> _Description of the task_:
Copy out the whole listing exactly as written, leaving the pictures behind.

(Collected data entries)
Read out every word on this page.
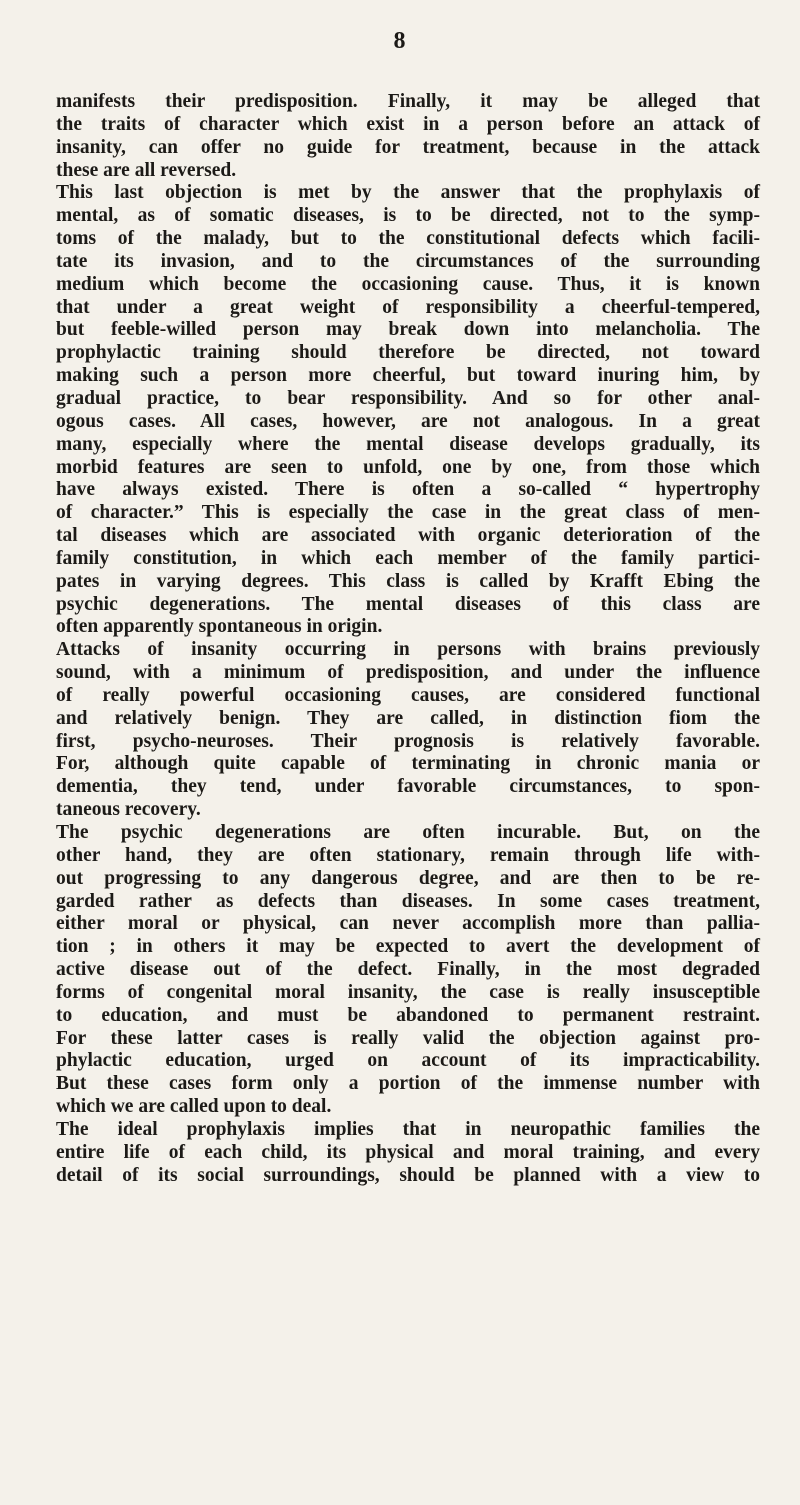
8
manifests their predisposition. Finally, it may be alleged that
the traits of character which exist in a person before an attack of
insanity, can offer no guide for treatment, because in the attack
these are all reversed.
This last objection is met by the answer that the prophylaxis of
mental, as of somatic diseases, is to be directed, not to the symp-
toms of the malady, but to the constitutional defects which facili-
tate its invasion, and to the circumstances of the surrounding
medium which become the occasioning cause. Thus, it is known
that under a great weight of responsibility a cheerful-tempered,
but feeble-willed person may break down into melancholia. The
prophylactic training should therefore be directed, not toward
making such a person more cheerful, but toward inuring him, by
gradual practice, to bear responsibility. And so for other anal-
ogous cases. All cases, however, are not analogous. In a great
many, especially where the mental disease develops gradually, its
morbid features are seen to unfold, one by one, from those which
have always existed. There is often a so-called “ hypertrophy
of character.” This is especially the case in the great class of men-
tal diseases which are associated with organic deterioration of the
family constitution, in which each member of the family partici-
pates in varying degrees. This class is called by Krafft Ebing the
psychic degenerations. The mental diseases of this class are
often apparently spontaneous in origin.
Attacks of insanity occurring in persons with brains previously
sound, with a minimum of predisposition, and under the influence
of really powerful occasioning causes, are considered functional
and relatively benign. They are called, in distinction fiom the
first, psycho-neuroses. Their prognosis is relatively favorable.
For, although quite capable of terminating in chronic mania or
dementia, they tend, under favorable circumstances, to spon-
taneous recovery.
The psychic degenerations are often incurable. But, on the
other hand, they are often stationary, remain through life with-
out progressing to any dangerous degree, and are then to be re-
garded rather as defects than diseases. In some cases treatment,
either moral or physical, can never accomplish more than pallia-
tion ; in others it may be expected to avert the development of
active disease out of the defect. Finally, in the most degraded
forms of congenital moral insanity, the case is really insusceptible
to education, and must be abandoned to permanent restraint.
For these latter cases is really valid the objection against pro-
phylactic education, urged on account of its impracticability.
But these cases form only a portion of the immense number with
which we are called upon to deal.
The ideal prophylaxis implies that in neuropathic families the
entire life of each child, its physical and moral training, and every
detail of its social surroundings, should be planned with a view to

> _Solution_:
Read out every word on this page.
8
manifests their predisposition. Finally, it may be alleged that
the traits of character which exist in a person before an attack of
insanity, can offer no guide for treatment, because in the attack
these are all reversed.
This last objection is met by the answer that the prophylaxis of
mental, as of somatic diseases, is to be directed, not to the symp-
toms of the malady, but to the constitutional defects which facili-
tate its invasion, and to the circumstances of the surrounding
medium which become the occasioning cause. Thus, it is known
that under a great weight of responsibility a cheerful-tempered,
but feeble-willed person may break down into melancholia. The
prophylactic training should therefore be directed, not toward
making such a person more cheerful, but toward inuring him, by
gradual practice, to bear responsibility. And so for other anal-
ogous cases. All cases, however, are not analogous. In a great
many, especially where the mental disease develops gradually, its
morbid features are seen to unfold, one by one, from those which
have always existed. There is often a so-called “ hypertrophy
of character.” This is especially the case in the great class of men-
tal diseases which are associated with organic deterioration of the
family constitution, in which each member of the family partici-
pates in varying degrees. This class is called by Krafft Ebing the
psychic degenerations. The mental diseases of this class are
often apparently spontaneous in origin.
Attacks of insanity occurring in persons with brains previously
sound, with a minimum of predisposition, and under the influence
of really powerful occasioning causes, are considered functional
and relatively benign. They are called, in distinction fiom the
first, psycho-neuroses. Their prognosis is relatively favorable.
For, although quite capable of terminating in chronic mania or
dementia, they tend, under favorable circumstances, to spon-
taneous recovery.
The psychic degenerations are often incurable. But, on the
other hand, they are often stationary, remain through life with-
out progressing to any dangerous degree, and are then to be re-
garded rather as defects than diseases. In some cases treatment,
either moral or physical, can never accomplish more than pallia-
tion ; in others it may be expected to avert the development of
active disease out of the defect. Finally, in the most degraded
forms of congenital moral insanity, the case is really insusceptible
to education, and must be abandoned to permanent restraint.
For these latter cases is really valid the objection against pro-
phylactic education, urged on account of its impracticability.
But these cases form only a portion of the immense number with
which we are called upon to deal.
The ideal prophylaxis implies that in neuropathic families the
entire life of each child, its physical and moral training, and every
detail of its social surroundings, should be planned with a view to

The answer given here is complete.